== What is asked ==
Using the records that follow, copy every line containing the word "encore".
========================================================================
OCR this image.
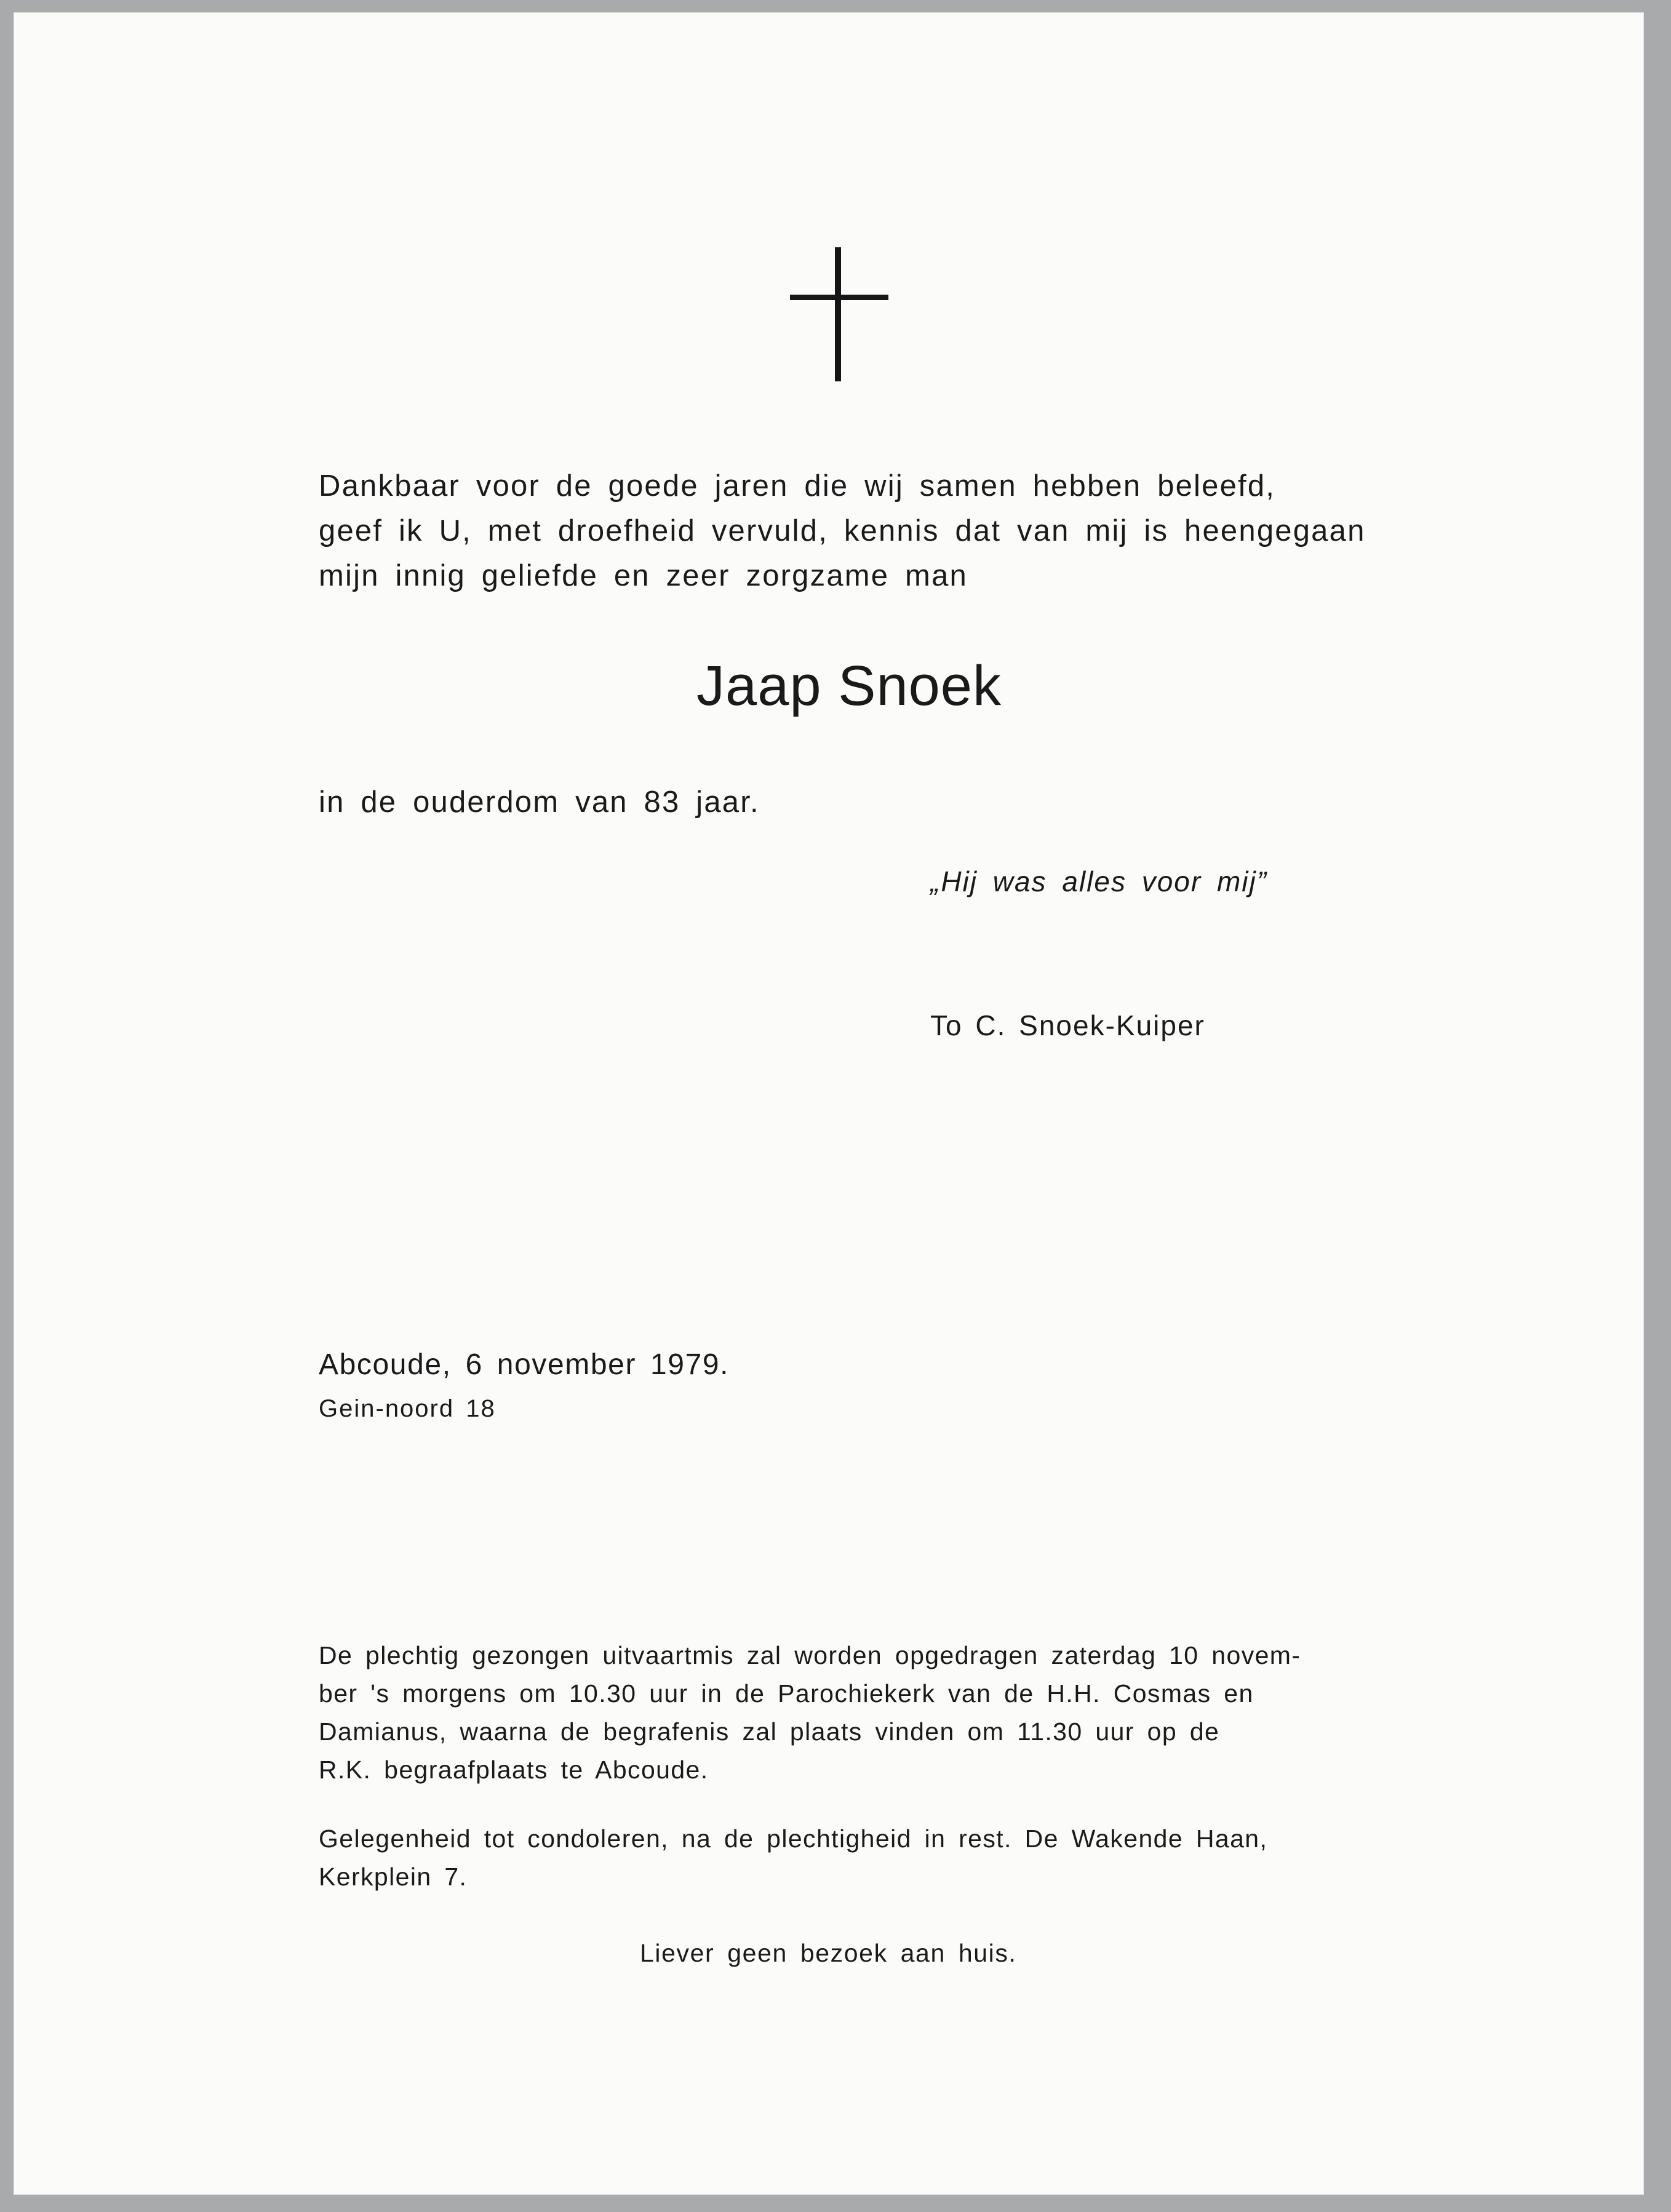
Dankbaar voor de goede jaren die wij samen hebben beleefd,
geef ik U, met droefheid vervuld, kennis dat van mij is heengegaan
mijn innig geliefde en zeer zorgzame man
Jaap Snoek
in de ouderdom van 83 jaar.
„Hij was alles voor mij”
To C. Snoek-Kuiper
Abcoude, 6 november 1979.
Gein-noord 18
De plechtig gezongen uitvaartmis zal worden opgedragen zaterdag 10 novem-
ber 's morgens om 10.30 uur in de Parochiekerk van de H.H. Cosmas en
Damianus, waarna de begrafenis zal plaats vinden om 11.30 uur op de
R.K. begraafplaats te Abcoude.
Gelegenheid tot condoleren, na de plechtigheid in rest. De Wakende Haan,
Kerkplein 7.
Liever geen bezoek aan huis.
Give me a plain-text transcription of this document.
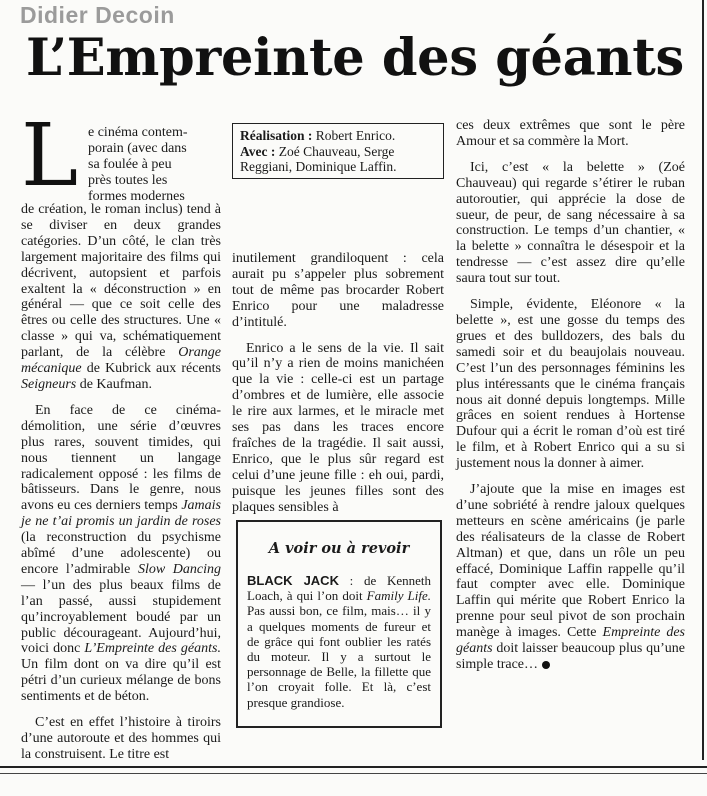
Didier Decoin
L’Empreinte des géants
L e cinéma contem-
porain (avec dans
sa foulée à peu
près toutes les
formes modernes

de création, le roman inclus) tend à se diviser en deux grandes catégories. D’un côté, le clan très largement majoritaire des films qui décrivent, autopsient et parfois exaltent la « déconstruction » en général — que ce soit celle des êtres ou celle des structures. Une « classe » qui va, schématiquement parlant, de la célèbre Orange mécanique de Kubrick aux récents Seigneurs de Kaufman.

En face de ce cinéma-démolition, une série d’œuvres plus rares, souvent timides, qui nous tiennent un langage radicalement opposé : les films de bâtisseurs. Dans le genre, nous avons eu ces derniers temps Jamais je ne t’ai promis un jardin de roses (la reconstruction du psychisme abîmé d’une adolescente) ou encore l’admirable Slow Dancing — l’un des plus beaux films de l’an passé, aussi stupidement qu’incroyablement boudé par un public décourageant. Aujourd’hui, voici donc L’Empreinte des géants. Un film dont on va dire qu’il est pétri d’un curieux mélange de bons sentiments et de béton.

C’est en effet l’histoire à tiroirs d’une autoroute et des hommes qui la construisent. Le titre est

Réalisation : Robert Enrico.
Avec : Zoé Chauveau, Serge Reggiani, Dominique Laffin.

inutilement grandiloquent : cela aurait pu s’appeler plus sobrement tout de même pas brocarder Robert Enrico pour une maladresse d’intitulé.

Enrico a le sens de la vie. Il sait qu’il n’y a rien de moins manichéen que la vie : celle-ci est un partage d’ombres et de lumière, elle associe le rire aux larmes, et le miracle met ses pas dans les traces encore fraîches de la tragédie. Il sait aussi, Enrico, que le plus sûr regard est celui d’une jeune fille : eh oui, pardi, puisque les jeunes filles sont des plaques sensibles à

A voir ou à revoir
BLACK JACK : de Kenneth Loach, à qui l’on doit Family Life. Pas aussi bon, ce film, mais… il y a quelques moments de fureur et de grâce qui font oublier les ratés du moteur. Il y a surtout le personnage de Belle, la fillette que l’on croyait folle. Et là, c’est presque grandiose.

ces deux extrêmes que sont le père Amour et sa commère la Mort.

Ici, c’est « la belette » (Zoé Chauveau) qui regarde s’étirer le ruban autoroutier, qui apprécie la dose de sueur, de peur, de sang nécessaire à sa construction. Le temps d’un chantier, « la belette » connaîtra le désespoir et la tendresse — c’est assez dire qu’elle saura tout sur tout.

Simple, évidente, Eléonore « la belette », est une gosse du temps des grues et des bulldozers, des bals du samedi soir et du beaujolais nouveau. C’est l’un des personnages féminins les plus intéressants que le cinéma français nous ait donné depuis longtemps. Mille grâces en soient rendues à Hortense Dufour qui a écrit le roman d’où est tiré le film, et à Robert Enrico qui a su si justement nous la donner à aimer.

J’ajoute que la mise en images est d’une sobriété à rendre jaloux quelques metteurs en scène américains (je parle des réalisateurs de la classe de Robert Altman) et que, dans un rôle un peu effacé, Dominique Laffin rappelle qu’il faut compter avec elle. Dominique Laffin qui mérite que Robert Enrico la prenne pour seul pivot de son prochain manège à images. Cette Empreinte des géants doit laisser beaucoup plus qu’une simple trace…
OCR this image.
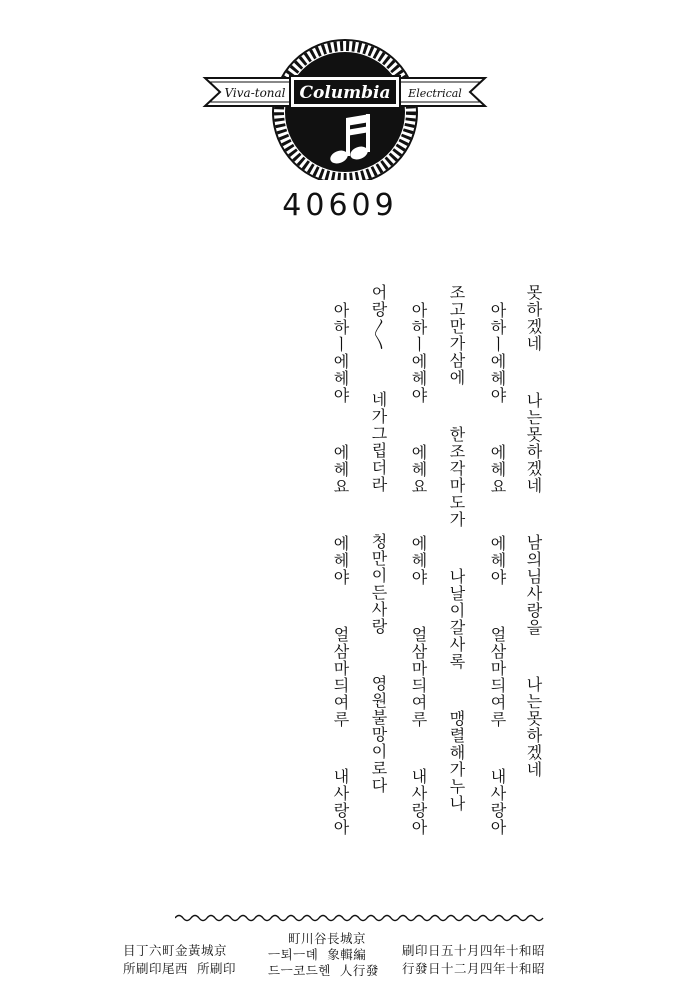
Viva-tonal	Electrical
Columbia
40609
못하겠네  나는못하겠네  남의님사랑을  나는못하겠네
아하ㅣ에헤야  에헤요  에헤야  얼삼마듸여루  내사랑아
조고만가삼에  한조각마도가  나날이갈사록  맹렬해가누나
아하ㅣ에헤야  에헤요  에헤야  얼삼마듸여루  내사랑아
어랑〳〵  네가그립더라  청만이든사랑  영원불망이로다
아하ㅣ에헤야  에헤요  에헤야  얼삼마듸여루  내사랑아
目丁六町金黃城京
所刷印尾西  所刷印
町川谷長城京
ㅡ퇴ㅡ뎨  象輯編
드ㅡ코드헨  人行發
刷印日五十月四年十和昭
行發日十二月四年十和昭
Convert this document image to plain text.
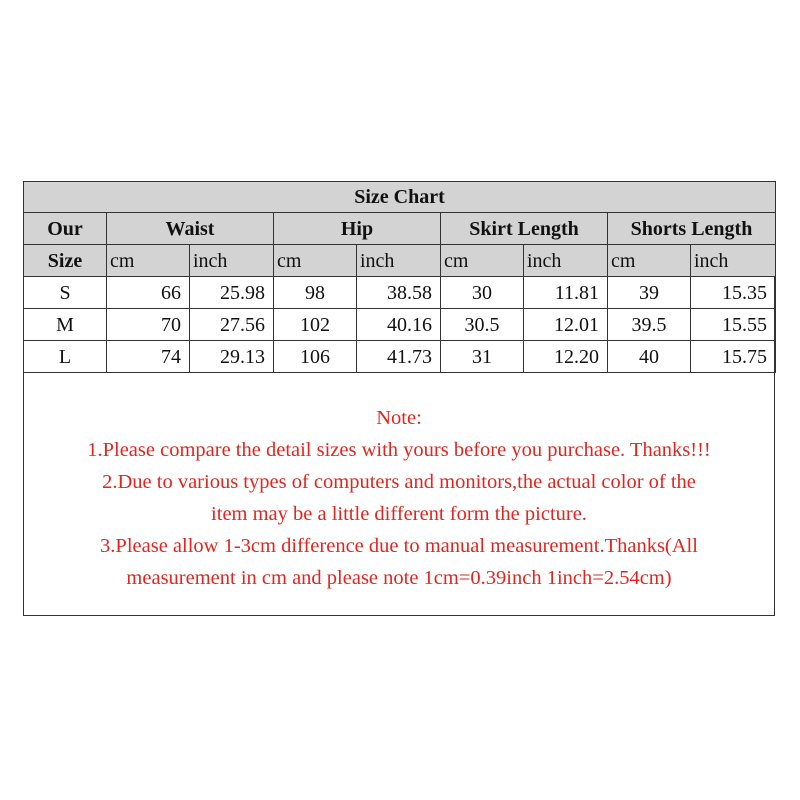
Size Chart								
Our	Waist		Hip		Skirt Length		Shorts Length	
Size	cm	inch	cm	inch	cm	inch	cm	inch
S	66	25.98	98	38.58	30	11.81	39	15.35
M	70	27.56	102	40.16	30.5	12.01	39.5	15.55
L	74	29.13	106	41.73	31	12.20	40	15.75
Note:
1.Please compare the detail sizes with yours before you purchase. Thanks!!!
2.Due to various types of computers and monitors,the actual color of the
item may be a little different form the picture.
3.Please allow 1-3cm difference due to manual measurement.Thanks(All
measurement in cm and please note 1cm=0.39inch 1inch=2.54cm)
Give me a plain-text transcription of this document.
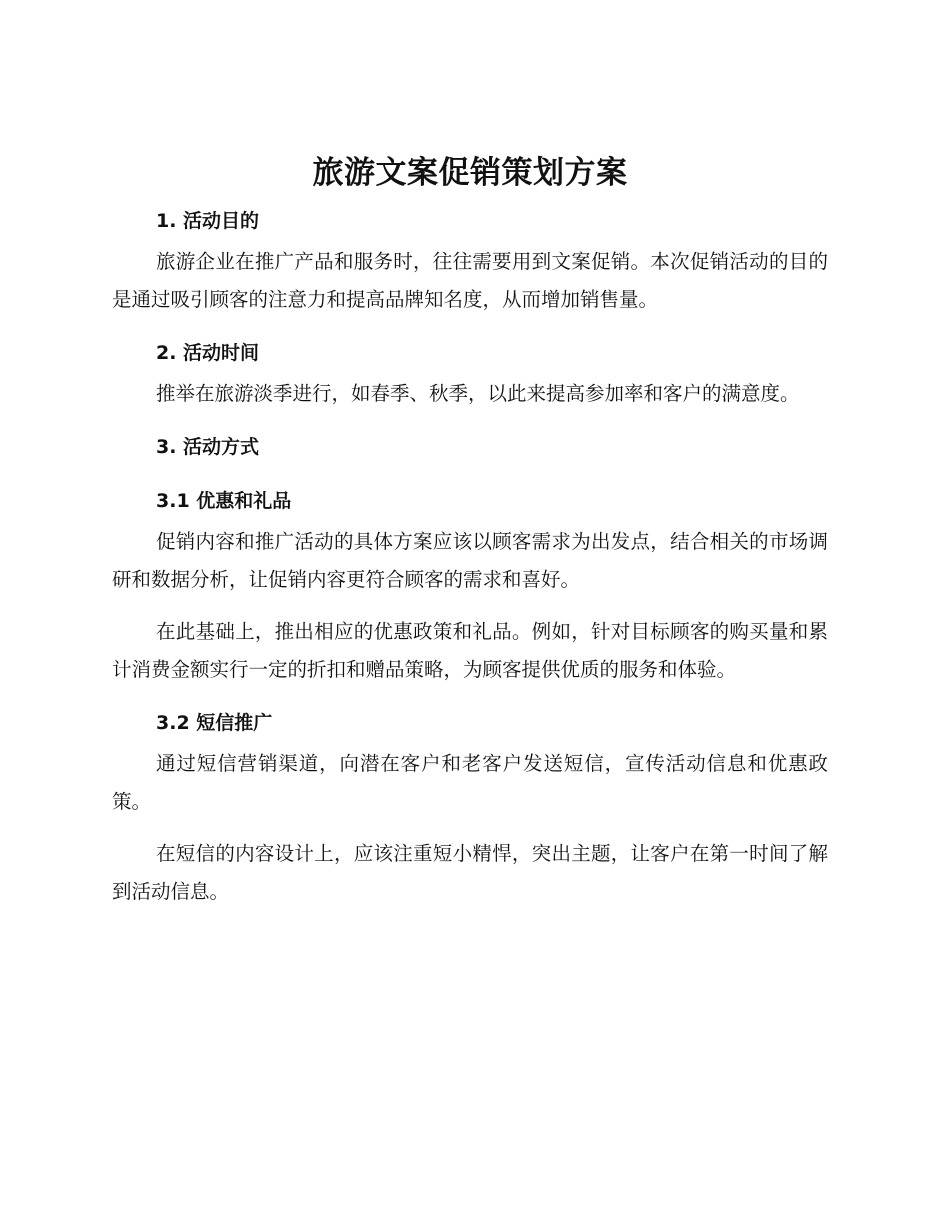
旅游文案促销策划方案
1. 活动目的

旅游企业在推广产品和服务时，往往需要用到文案促销。本次促销活动的目的是通过吸引顾客的注意力和提高品牌知名度，从而增加销售量。

2. 活动时间

推举在旅游淡季进行，如春季、秋季，以此来提高参加率和客户的满意度。

3. 活动方式
3.1 优惠和礼品

促销内容和推广活动的具体方案应该以顾客需求为出发点，结合相关的市场调研和数据分析，让促销内容更符合顾客的需求和喜好。

在此基础上，推出相应的优惠政策和礼品。例如，针对目标顾客的购买量和累计消费金额实行一定的折扣和赠品策略，为顾客提供优质的服务和体验。

3.2 短信推广

通过短信营销渠道，向潜在客户和老客户发送短信，宣传活动信息和优惠政策。

在短信的内容设计上，应该注重短小精悍，突出主题，让客户在第一时间了解到活动信息。
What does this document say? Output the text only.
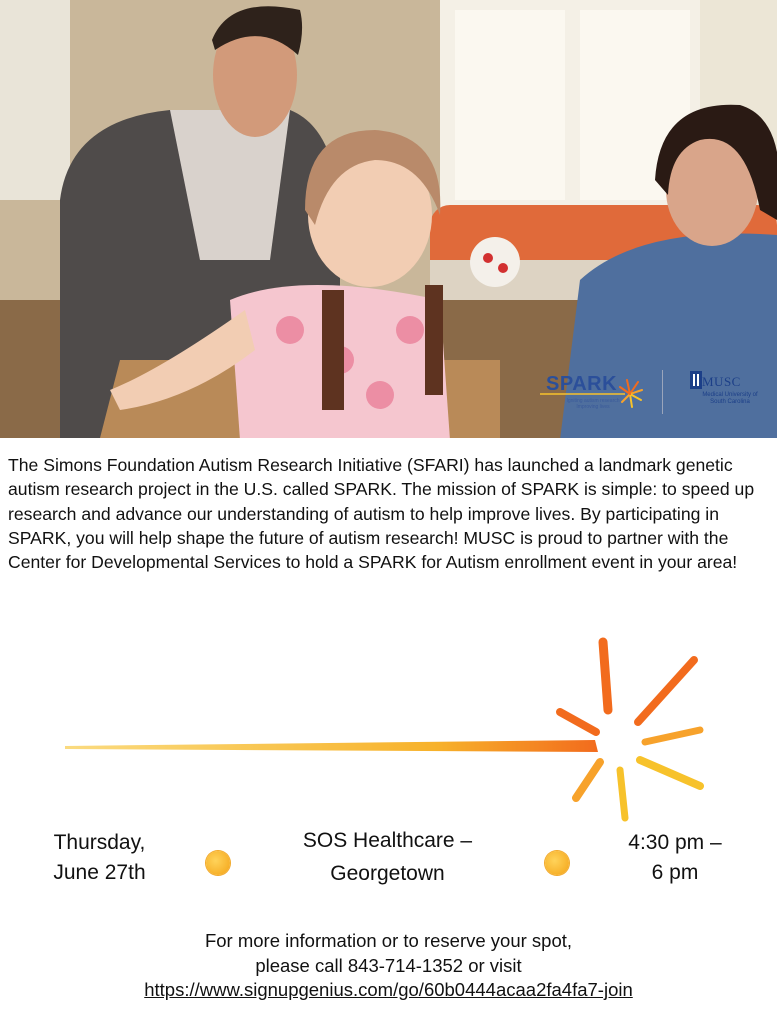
SPARK
Igniting autism research
Improving lives
MUSC
Medical University of South Carolina
The Simons Foundation Autism Research Initiative (SFARI) has launched a landmark genetic autism research project in the U.S. called SPARK. The mission of SPARK is simple: to speed up research and advance our understanding of autism to help improve lives. By participating in SPARK, you will help shape the future of autism research! MUSC is proud to partner with the Center for Developmental Services to hold a SPARK for Autism enrollment event in your area!
Thursday,
June 27th
SOS Healthcare –
Georgetown
4:30 pm –
6 pm
For more information or to reserve your spot,
please call 843-714-1352 or visit
https://www.signupgenius.com/go/60b0444acaa2fa4fa7-join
========================================================================
== Completed exercise ==
En face de ce cinéma-démolition, une série d’œuvres plus rares, souvent timides, qui nous tiennent un langage radicalement opposé : les films de bâtisseurs. Dans le genre, nous avons eu ces derniers temps Jamais je ne t’ai promis un jardin de roses (la reconstruction du psychisme abîmé d’une adolescente) ou encore l’admirable Slow Dancing — l’un des plus beaux films de l’an passé, aussi stupidement qu’incroyablement boudé par un public décourageant. Aujourd’hui, voici donc L’Empreinte des géants. Un film dont on va dire qu’il est pétri d’un curieux mélange de bons sentiments et de béton.
Enrico a le sens de la vie. Il sait qu’il n’y a rien de moins manichéen que la vie : celle-ci est un partage d’ombres et de lumière, elle associe le rire aux larmes, et le miracle met ses pas dans les traces encore fraîches de la tragédie. Il sait aussi, Enrico, que le plus sûr regard est celui d’une jeune fille : eh oui, pardi, puisque les jeunes filles sont des plaques sensibles à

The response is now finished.